Find the word "пенсии" in the data. Return every line where it appears.

SOURCE RECORDS:
start

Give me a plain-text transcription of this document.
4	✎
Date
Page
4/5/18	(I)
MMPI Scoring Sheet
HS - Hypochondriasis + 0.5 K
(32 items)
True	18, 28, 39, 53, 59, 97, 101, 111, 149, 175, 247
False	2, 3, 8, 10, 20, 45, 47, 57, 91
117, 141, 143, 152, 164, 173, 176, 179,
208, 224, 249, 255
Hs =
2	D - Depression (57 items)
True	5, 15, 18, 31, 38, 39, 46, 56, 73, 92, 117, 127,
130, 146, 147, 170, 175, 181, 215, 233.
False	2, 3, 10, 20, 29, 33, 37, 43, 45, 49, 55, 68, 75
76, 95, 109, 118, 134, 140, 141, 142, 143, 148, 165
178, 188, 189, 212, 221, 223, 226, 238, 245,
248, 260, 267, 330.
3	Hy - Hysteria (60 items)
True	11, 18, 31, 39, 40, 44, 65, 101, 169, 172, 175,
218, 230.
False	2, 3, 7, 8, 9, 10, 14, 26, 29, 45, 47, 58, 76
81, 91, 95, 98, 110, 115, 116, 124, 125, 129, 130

end
start

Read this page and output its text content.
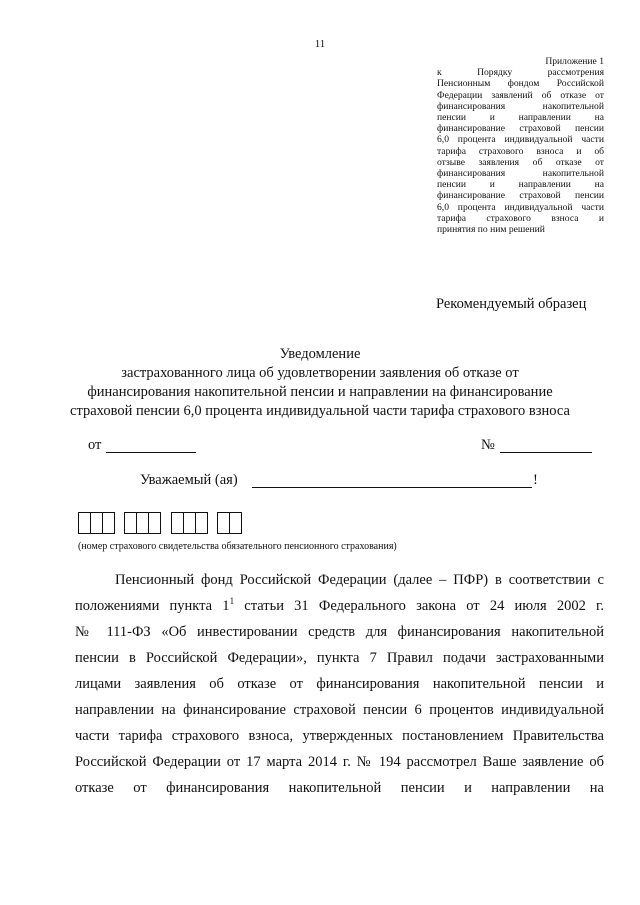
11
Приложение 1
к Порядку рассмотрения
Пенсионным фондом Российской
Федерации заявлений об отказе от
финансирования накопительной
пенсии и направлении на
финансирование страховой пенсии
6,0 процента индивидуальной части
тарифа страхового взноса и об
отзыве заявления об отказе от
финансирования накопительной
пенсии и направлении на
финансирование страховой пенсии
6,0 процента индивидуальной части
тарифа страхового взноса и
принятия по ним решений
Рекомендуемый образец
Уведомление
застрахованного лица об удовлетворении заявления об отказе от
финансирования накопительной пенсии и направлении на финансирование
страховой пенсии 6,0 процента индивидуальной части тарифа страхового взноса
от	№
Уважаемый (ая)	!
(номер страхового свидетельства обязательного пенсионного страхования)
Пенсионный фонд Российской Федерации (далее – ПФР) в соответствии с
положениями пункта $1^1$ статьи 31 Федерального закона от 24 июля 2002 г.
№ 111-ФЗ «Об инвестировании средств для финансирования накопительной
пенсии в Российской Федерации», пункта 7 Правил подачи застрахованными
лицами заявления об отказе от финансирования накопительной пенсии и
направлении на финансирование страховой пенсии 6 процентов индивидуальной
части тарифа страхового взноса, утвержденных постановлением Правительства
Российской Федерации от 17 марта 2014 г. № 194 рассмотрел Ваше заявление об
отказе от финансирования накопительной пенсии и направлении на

end
start

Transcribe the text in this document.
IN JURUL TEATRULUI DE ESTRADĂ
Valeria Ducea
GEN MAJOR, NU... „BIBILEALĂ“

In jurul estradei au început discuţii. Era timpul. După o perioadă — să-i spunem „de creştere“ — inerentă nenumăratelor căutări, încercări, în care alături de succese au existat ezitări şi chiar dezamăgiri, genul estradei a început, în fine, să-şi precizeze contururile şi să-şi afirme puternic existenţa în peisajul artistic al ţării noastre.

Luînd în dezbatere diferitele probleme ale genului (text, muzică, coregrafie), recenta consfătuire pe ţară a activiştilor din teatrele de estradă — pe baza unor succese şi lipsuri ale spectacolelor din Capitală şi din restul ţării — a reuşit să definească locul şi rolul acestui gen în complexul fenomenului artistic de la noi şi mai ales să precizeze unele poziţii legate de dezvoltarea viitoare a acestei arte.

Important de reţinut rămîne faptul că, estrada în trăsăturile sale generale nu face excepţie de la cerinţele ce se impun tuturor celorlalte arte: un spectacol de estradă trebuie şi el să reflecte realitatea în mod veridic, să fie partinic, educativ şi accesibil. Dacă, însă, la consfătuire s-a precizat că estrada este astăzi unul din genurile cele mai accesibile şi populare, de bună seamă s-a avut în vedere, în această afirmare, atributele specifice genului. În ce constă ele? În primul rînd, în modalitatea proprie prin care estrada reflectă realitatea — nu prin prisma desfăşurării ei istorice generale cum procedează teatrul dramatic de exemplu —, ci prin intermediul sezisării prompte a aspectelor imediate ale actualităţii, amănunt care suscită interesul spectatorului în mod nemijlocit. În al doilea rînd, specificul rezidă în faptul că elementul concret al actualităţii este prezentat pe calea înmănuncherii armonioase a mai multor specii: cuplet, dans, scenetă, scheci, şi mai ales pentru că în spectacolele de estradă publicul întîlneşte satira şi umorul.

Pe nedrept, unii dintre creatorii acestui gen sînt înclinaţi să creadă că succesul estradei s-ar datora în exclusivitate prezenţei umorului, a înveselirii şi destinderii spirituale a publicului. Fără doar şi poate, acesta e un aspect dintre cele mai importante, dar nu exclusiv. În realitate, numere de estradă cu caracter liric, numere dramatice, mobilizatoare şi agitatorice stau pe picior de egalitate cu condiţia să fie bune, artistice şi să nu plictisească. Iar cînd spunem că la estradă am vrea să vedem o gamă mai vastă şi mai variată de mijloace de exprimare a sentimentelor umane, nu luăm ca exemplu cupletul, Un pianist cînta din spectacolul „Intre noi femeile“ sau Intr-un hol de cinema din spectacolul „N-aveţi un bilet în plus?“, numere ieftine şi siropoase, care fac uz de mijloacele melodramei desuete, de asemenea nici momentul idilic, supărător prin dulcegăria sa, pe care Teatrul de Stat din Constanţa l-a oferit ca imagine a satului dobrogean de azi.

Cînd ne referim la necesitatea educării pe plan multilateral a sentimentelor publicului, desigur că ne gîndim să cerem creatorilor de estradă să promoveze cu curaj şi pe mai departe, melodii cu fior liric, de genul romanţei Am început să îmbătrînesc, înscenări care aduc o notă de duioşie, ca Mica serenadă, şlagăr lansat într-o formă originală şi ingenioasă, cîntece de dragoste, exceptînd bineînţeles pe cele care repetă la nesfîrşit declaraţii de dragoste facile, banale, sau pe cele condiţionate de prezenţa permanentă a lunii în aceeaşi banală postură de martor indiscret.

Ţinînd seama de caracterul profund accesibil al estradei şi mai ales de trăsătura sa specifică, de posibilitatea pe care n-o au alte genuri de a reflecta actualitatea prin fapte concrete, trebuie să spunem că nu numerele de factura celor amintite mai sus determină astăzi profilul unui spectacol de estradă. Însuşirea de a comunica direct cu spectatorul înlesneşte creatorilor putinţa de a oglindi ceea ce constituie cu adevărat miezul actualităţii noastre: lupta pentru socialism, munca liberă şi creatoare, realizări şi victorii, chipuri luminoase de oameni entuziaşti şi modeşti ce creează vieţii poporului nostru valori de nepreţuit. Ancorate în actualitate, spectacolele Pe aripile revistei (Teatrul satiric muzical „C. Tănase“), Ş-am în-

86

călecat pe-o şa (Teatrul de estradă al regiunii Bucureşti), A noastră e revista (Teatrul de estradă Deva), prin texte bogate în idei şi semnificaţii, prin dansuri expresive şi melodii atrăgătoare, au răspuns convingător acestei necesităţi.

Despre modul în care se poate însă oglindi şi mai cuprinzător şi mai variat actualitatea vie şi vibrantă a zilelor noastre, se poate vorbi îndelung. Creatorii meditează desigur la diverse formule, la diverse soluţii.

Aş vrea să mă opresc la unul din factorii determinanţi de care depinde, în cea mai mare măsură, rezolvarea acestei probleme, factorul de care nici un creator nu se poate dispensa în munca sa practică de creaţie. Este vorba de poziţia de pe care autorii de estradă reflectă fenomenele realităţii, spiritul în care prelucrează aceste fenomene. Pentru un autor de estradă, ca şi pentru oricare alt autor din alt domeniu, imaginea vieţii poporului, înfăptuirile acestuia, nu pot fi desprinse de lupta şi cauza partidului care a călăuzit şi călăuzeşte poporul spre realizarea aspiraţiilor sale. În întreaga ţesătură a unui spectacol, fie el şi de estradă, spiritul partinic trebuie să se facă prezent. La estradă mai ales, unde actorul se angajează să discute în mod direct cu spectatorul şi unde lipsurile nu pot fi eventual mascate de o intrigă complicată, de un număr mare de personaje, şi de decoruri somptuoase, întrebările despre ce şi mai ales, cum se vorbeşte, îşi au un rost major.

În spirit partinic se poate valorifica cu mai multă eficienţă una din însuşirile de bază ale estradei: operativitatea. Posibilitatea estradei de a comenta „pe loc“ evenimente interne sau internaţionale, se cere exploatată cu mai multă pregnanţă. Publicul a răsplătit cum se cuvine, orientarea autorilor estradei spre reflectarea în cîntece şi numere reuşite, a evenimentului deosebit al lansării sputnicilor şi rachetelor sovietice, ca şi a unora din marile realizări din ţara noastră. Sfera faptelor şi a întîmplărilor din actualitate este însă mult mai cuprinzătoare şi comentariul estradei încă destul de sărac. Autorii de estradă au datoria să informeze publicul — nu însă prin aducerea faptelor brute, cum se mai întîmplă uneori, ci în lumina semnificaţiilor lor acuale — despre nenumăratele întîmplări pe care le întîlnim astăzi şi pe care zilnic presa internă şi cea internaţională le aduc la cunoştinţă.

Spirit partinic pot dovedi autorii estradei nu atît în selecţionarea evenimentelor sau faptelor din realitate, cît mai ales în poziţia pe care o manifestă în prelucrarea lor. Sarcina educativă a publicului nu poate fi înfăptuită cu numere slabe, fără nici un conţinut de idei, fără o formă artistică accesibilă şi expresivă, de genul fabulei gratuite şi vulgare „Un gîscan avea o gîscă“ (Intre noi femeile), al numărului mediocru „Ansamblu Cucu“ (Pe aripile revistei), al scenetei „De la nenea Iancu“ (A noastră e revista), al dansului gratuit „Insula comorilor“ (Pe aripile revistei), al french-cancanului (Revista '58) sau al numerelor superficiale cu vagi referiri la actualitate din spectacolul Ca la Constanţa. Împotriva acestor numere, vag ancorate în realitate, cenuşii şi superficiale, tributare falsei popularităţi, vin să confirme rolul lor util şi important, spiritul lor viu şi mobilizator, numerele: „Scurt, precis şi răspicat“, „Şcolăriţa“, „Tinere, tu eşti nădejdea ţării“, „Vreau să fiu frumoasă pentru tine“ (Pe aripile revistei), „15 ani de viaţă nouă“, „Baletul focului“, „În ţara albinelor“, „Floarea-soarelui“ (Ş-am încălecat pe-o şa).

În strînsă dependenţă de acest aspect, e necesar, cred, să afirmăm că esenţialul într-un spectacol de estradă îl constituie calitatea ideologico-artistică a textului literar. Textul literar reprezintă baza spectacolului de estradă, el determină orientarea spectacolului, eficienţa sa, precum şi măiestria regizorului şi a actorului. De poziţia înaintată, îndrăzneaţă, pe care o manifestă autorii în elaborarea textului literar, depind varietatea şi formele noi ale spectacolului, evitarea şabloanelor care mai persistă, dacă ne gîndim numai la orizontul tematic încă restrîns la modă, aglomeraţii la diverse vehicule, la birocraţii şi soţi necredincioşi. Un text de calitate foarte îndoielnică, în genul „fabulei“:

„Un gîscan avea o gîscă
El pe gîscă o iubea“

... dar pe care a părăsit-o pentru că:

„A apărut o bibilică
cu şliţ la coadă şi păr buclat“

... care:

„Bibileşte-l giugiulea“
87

end

THE SOLUTION:
пенсии и направлении на
финансирование страховой пенсии
пенсии и направлении на
финансирование страховой пенсии
финансирования накопительной пенсии и направлении на финансирование
страховой пенсии 6,0 процента индивидуальной части тарифа страхового взноса
пенсии в Российской Федерации», пункта 7 Правил подачи застрахованными
лицами заявления об отказе от финансирования накопительной пенсии и
направлении на финансирование страховой пенсии 6 процентов индивидуальной
отказе от финансирования накопительной пенсии и направлении на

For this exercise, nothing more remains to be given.